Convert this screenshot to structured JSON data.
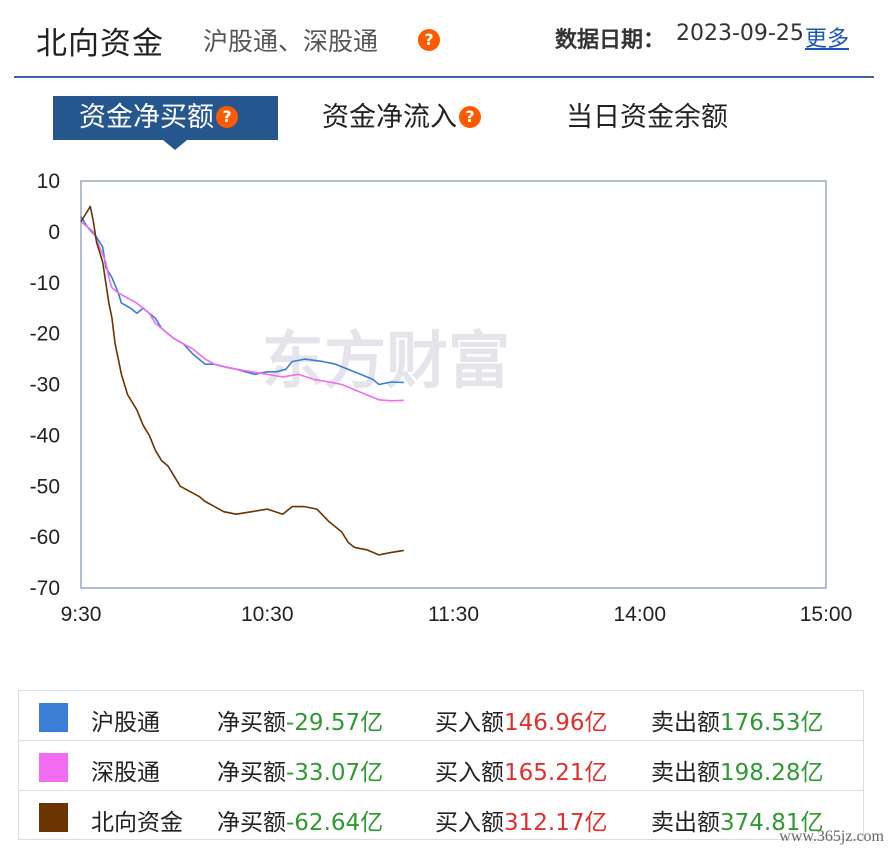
{
  "header": {
    "title": "北向资金",
    "subtitle": "沪股通、深股通",
    "date_label": "数据日期：",
    "date": "2023-09-25",
    "more": "更多",
    "help": "?"
  },
  "tabs": [
    {
      "label": "资金净买额",
      "help": "?"
    },
    {
      "label": "资金净流入",
      "help": "?"
    },
    {
      "label": "当日资金余额"
    }
  ],
  "watermark": "东方财富",
  "chart_data": {
    "type": "line",
    "x_ticks": [
      "9:30",
      "10:30",
      "11:30",
      "14:00",
      "15:00"
    ],
    "y_ticks": [
      "10",
      "0",
      "-10",
      "-20",
      "-30",
      "-40",
      "-50",
      "-60",
      "-70"
    ],
    "ylim": [
      -70,
      10
    ],
    "xlim_minutes": [
      0,
      240
    ],
    "grid": false,
    "series": [
      {
        "name": "沪股通",
        "color": "#3a7fd5",
        "points": [
          [
            0,
            3
          ],
          [
            2,
            1
          ],
          [
            5,
            -1
          ],
          [
            7,
            -3
          ],
          [
            8,
            -7
          ],
          [
            9,
            -8
          ],
          [
            10,
            -9
          ],
          [
            12,
            -12
          ],
          [
            13,
            -14
          ],
          [
            16,
            -15
          ],
          [
            18,
            -16
          ],
          [
            20,
            -15
          ],
          [
            22,
            -16
          ],
          [
            24,
            -17
          ],
          [
            26,
            -19
          ],
          [
            28,
            -20
          ],
          [
            30,
            -21
          ],
          [
            33,
            -22
          ],
          [
            36,
            -24
          ],
          [
            38,
            -25
          ],
          [
            40,
            -26
          ],
          [
            43,
            -26
          ],
          [
            46,
            -26.5
          ],
          [
            50,
            -27
          ],
          [
            53,
            -27.5
          ],
          [
            56,
            -28
          ],
          [
            60,
            -27.5
          ],
          [
            63,
            -27.5
          ],
          [
            66,
            -27
          ],
          [
            68,
            -25.5
          ],
          [
            72,
            -25
          ],
          [
            78,
            -25.5
          ],
          [
            82,
            -26
          ],
          [
            86,
            -27
          ],
          [
            90,
            -28
          ],
          [
            94,
            -29
          ],
          [
            96,
            -30
          ],
          [
            100,
            -29.5
          ],
          [
            104,
            -29.6
          ]
        ]
      },
      {
        "name": "深股通",
        "color": "#f06cf0",
        "points": [
          [
            0,
            2
          ],
          [
            2,
            1
          ],
          [
            4,
            0
          ],
          [
            6,
            -3
          ],
          [
            8,
            -6
          ],
          [
            9,
            -9
          ],
          [
            10,
            -11
          ],
          [
            12,
            -12
          ],
          [
            15,
            -13
          ],
          [
            18,
            -14
          ],
          [
            20,
            -15
          ],
          [
            22,
            -16
          ],
          [
            24,
            -18
          ],
          [
            26,
            -19
          ],
          [
            28,
            -20
          ],
          [
            30,
            -21
          ],
          [
            33,
            -22
          ],
          [
            36,
            -23
          ],
          [
            40,
            -25
          ],
          [
            43,
            -26
          ],
          [
            46,
            -26.5
          ],
          [
            50,
            -27
          ],
          [
            55,
            -27.5
          ],
          [
            60,
            -28
          ],
          [
            65,
            -28.5
          ],
          [
            70,
            -28
          ],
          [
            75,
            -29
          ],
          [
            80,
            -29.5
          ],
          [
            84,
            -30
          ],
          [
            88,
            -31
          ],
          [
            92,
            -32
          ],
          [
            96,
            -33
          ],
          [
            100,
            -33.2
          ],
          [
            104,
            -33.1
          ]
        ]
      },
      {
        "name": "北向资金",
        "color": "#6b3400",
        "points": [
          [
            0,
            2
          ],
          [
            2,
            4
          ],
          [
            3,
            5
          ],
          [
            4,
            2
          ],
          [
            5,
            -2
          ],
          [
            7,
            -6
          ],
          [
            8,
            -10
          ],
          [
            9,
            -14
          ],
          [
            10,
            -17
          ],
          [
            11,
            -22
          ],
          [
            12,
            -25
          ],
          [
            13,
            -28
          ],
          [
            14,
            -30
          ],
          [
            15,
            -32
          ],
          [
            16,
            -33
          ],
          [
            18,
            -35
          ],
          [
            20,
            -38
          ],
          [
            22,
            -40
          ],
          [
            24,
            -43
          ],
          [
            26,
            -45
          ],
          [
            28,
            -46
          ],
          [
            30,
            -48
          ],
          [
            32,
            -50
          ],
          [
            35,
            -51
          ],
          [
            38,
            -52
          ],
          [
            40,
            -53
          ],
          [
            43,
            -54
          ],
          [
            46,
            -55
          ],
          [
            50,
            -55.5
          ],
          [
            55,
            -55
          ],
          [
            60,
            -54.5
          ],
          [
            65,
            -55.5
          ],
          [
            68,
            -54
          ],
          [
            72,
            -54
          ],
          [
            76,
            -54.5
          ],
          [
            80,
            -57
          ],
          [
            84,
            -59
          ],
          [
            86,
            -61
          ],
          [
            88,
            -62
          ],
          [
            92,
            -62.5
          ],
          [
            96,
            -63.5
          ],
          [
            100,
            -63
          ],
          [
            104,
            -62.6
          ]
        ]
      }
    ]
  },
  "legend": [
    {
      "name": "沪股通",
      "color": "#3a7fd5",
      "net_label": "净买额",
      "net": "-29.57亿",
      "buy_label": "买入额",
      "buy": "146.96亿",
      "sell_label": "卖出额",
      "sell": "176.53亿"
    },
    {
      "name": "深股通",
      "color": "#f06cf0",
      "net_label": "净买额",
      "net": "-33.07亿",
      "buy_label": "买入额",
      "buy": "165.21亿",
      "sell_label": "卖出额",
      "sell": "198.28亿"
    },
    {
      "name": "北向资金",
      "color": "#6b3400",
      "net_label": "净买额",
      "net": "-62.64亿",
      "buy_label": "买入额",
      "buy": "312.17亿",
      "sell_label": "卖出额",
      "sell": "374.81亿"
    }
  ],
  "site_mark": "www.365jz.com"
}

INSTRUCTION ::
Write the material out again exactly as it appears, dropping the pictures.

FINISHED ANSWER ::
Convert this screenshot to structured JSON data.
{
  "header": {
    "title": "北向资金",
    "subtitle": "沪股通、深股通",
    "date_label": "数据日期：",
    "date": "2023-09-25",
    "more": "更多",
    "help": "?"
  },
  "tabs": [
    {
      "label": "资金净买额",
      "help": "?"
    },
    {
      "label": "资金净流入",
      "help": "?"
    },
    {
      "label": "当日资金余额"
    }
  ],
  "watermark": "东方财富",
  "chart_data": {
    "type": "line",
    "x_ticks": [
      "9:30",
      "10:30",
      "11:30",
      "14:00",
      "15:00"
    ],
    "y_ticks": [
      "10",
      "0",
      "-10",
      "-20",
      "-30",
      "-40",
      "-50",
      "-60",
      "-70"
    ],
    "ylim": [
      -70,
      10
    ],
    "xlim_minutes": [
      0,
      240
    ],
    "grid": false,
    "series": [
      {
        "name": "沪股通",
        "color": "#3a7fd5",
        "points": [
          [
            0,
            3
          ],
          [
            2,
            1
          ],
          [
            5,
            -1
          ],
          [
            7,
            -3
          ],
          [
            8,
            -7
          ],
          [
            9,
            -8
          ],
          [
            10,
            -9
          ],
          [
            12,
            -12
          ],
          [
            13,
            -14
          ],
          [
            16,
            -15
          ],
          [
            18,
            -16
          ],
          [
            20,
            -15
          ],
          [
            22,
            -16
          ],
          [
            24,
            -17
          ],
          [
            26,
            -19
          ],
          [
            28,
            -20
          ],
          [
            30,
            -21
          ],
          [
            33,
            -22
          ],
          [
            36,
            -24
          ],
          [
            38,
            -25
          ],
          [
            40,
            -26
          ],
          [
            43,
            -26
          ],
          [
            46,
            -26.5
          ],
          [
            50,
            -27
          ],
          [
            53,
            -27.5
          ],
          [
            56,
            -28
          ],
          [
            60,
            -27.5
          ],
          [
            63,
            -27.5
          ],
          [
            66,
            -27
          ],
          [
            68,
            -25.5
          ],
          [
            72,
            -25
          ],
          [
            78,
            -25.5
          ],
          [
            82,
            -26
          ],
          [
            86,
            -27
          ],
          [
            90,
            -28
          ],
          [
            94,
            -29
          ],
          [
            96,
            -30
          ],
          [
            100,
            -29.5
          ],
          [
            104,
            -29.6
          ]
        ]
      },
      {
        "name": "深股通",
        "color": "#f06cf0",
        "points": [
          [
            0,
            2
          ],
          [
            2,
            1
          ],
          [
            4,
            0
          ],
          [
            6,
            -3
          ],
          [
            8,
            -6
          ],
          [
            9,
            -9
          ],
          [
            10,
            -11
          ],
          [
            12,
            -12
          ],
          [
            15,
            -13
          ],
          [
            18,
            -14
          ],
          [
            20,
            -15
          ],
          [
            22,
            -16
          ],
          [
            24,
            -18
          ],
          [
            26,
            -19
          ],
          [
            28,
            -20
          ],
          [
            30,
            -21
          ],
          [
            33,
            -22
          ],
          [
            36,
            -23
          ],
          [
            40,
            -25
          ],
          [
            43,
            -26
          ],
          [
            46,
            -26.5
          ],
          [
            50,
            -27
          ],
          [
            55,
            -27.5
          ],
          [
            60,
            -28
          ],
          [
            65,
            -28.5
          ],
          [
            70,
            -28
          ],
          [
            75,
            -29
          ],
          [
            80,
            -29.5
          ],
          [
            84,
            -30
          ],
          [
            88,
            -31
          ],
          [
            92,
            -32
          ],
          [
            96,
            -33
          ],
          [
            100,
            -33.2
          ],
          [
            104,
            -33.1
          ]
        ]
      },
      {
        "name": "北向资金",
        "color": "#6b3400",
        "points": [
          [
            0,
            2
          ],
          [
            2,
            4
          ],
          [
            3,
            5
          ],
          [
            4,
            2
          ],
          [
            5,
            -2
          ],
          [
            7,
            -6
          ],
          [
            8,
            -10
          ],
          [
            9,
            -14
          ],
          [
            10,
            -17
          ],
          [
            11,
            -22
          ],
          [
            12,
            -25
          ],
          [
            13,
            -28
          ],
          [
            14,
            -30
          ],
          [
            15,
            -32
          ],
          [
            16,
            -33
          ],
          [
            18,
            -35
          ],
          [
            20,
            -38
          ],
          [
            22,
            -40
          ],
          [
            24,
            -43
          ],
          [
            26,
            -45
          ],
          [
            28,
            -46
          ],
          [
            30,
            -48
          ],
          [
            32,
            -50
          ],
          [
            35,
            -51
          ],
          [
            38,
            -52
          ],
          [
            40,
            -53
          ],
          [
            43,
            -54
          ],
          [
            46,
            -55
          ],
          [
            50,
            -55.5
          ],
          [
            55,
            -55
          ],
          [
            60,
            -54.5
          ],
          [
            65,
            -55.5
          ],
          [
            68,
            -54
          ],
          [
            72,
            -54
          ],
          [
            76,
            -54.5
          ],
          [
            80,
            -57
          ],
          [
            84,
            -59
          ],
          [
            86,
            -61
          ],
          [
            88,
            -62
          ],
          [
            92,
            -62.5
          ],
          [
            96,
            -63.5
          ],
          [
            100,
            -63
          ],
          [
            104,
            -62.6
          ]
        ]
      }
    ]
  },
  "legend": [
    {
      "name": "沪股通",
      "color": "#3a7fd5",
      "net_label": "净买额",
      "net": "-29.57亿",
      "buy_label": "买入额",
      "buy": "146.96亿",
      "sell_label": "卖出额",
      "sell": "176.53亿"
    },
    {
      "name": "深股通",
      "color": "#f06cf0",
      "net_label": "净买额",
      "net": "-33.07亿",
      "buy_label": "买入额",
      "buy": "165.21亿",
      "sell_label": "卖出额",
      "sell": "198.28亿"
    },
    {
      "name": "北向资金",
      "color": "#6b3400",
      "net_label": "净买额",
      "net": "-62.64亿",
      "buy_label": "买入额",
      "buy": "312.17亿",
      "sell_label": "卖出额",
      "sell": "374.81亿"
    }
  ],
  "site_mark": "www.365jz.com"
}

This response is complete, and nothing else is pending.